● **Given instruction**: Each line of the listing that contains the word "tooth" is to be copied.

(Stored records)

** START **

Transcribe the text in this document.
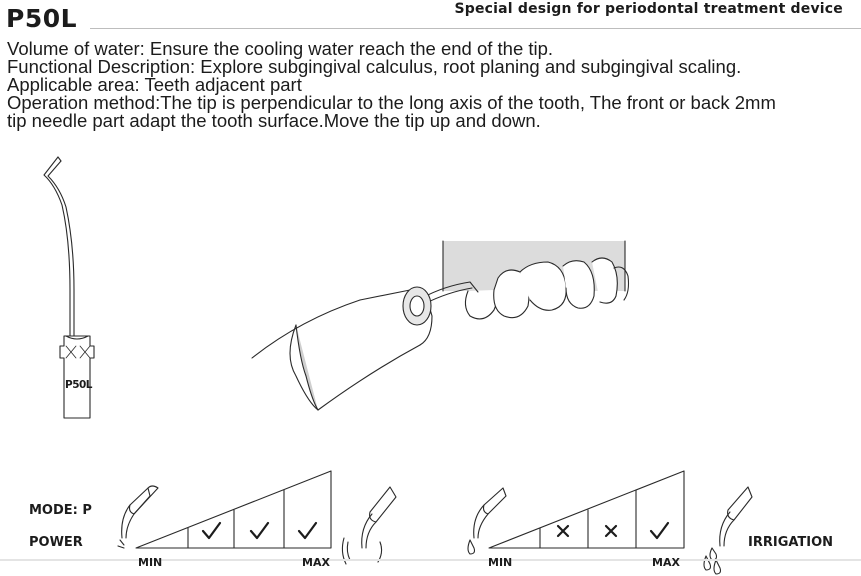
P50L	Special design for periodontal treatment device
Volume of water: Ensure the cooling water reach the end of the tip.
Functional Description: Explore subgingival calculus, root planing and subgingival scaling.
Applicable area: Teeth adjacent part
Operation method:The tip is perpendicular to the long axis of the tooth, The front or back 2mm
tip needle part adapt the tooth surface.Move the tip up and down.
P50L
MODE: P
POWER
MIN	MAX	MIN	MAX
IRRIGATION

** END **

● **Result of the task**:
Operation method:The tip is perpendicular to the long axis of the tooth, The front or back 2mm
tip needle part adapt the tooth surface.Move the tip up and down.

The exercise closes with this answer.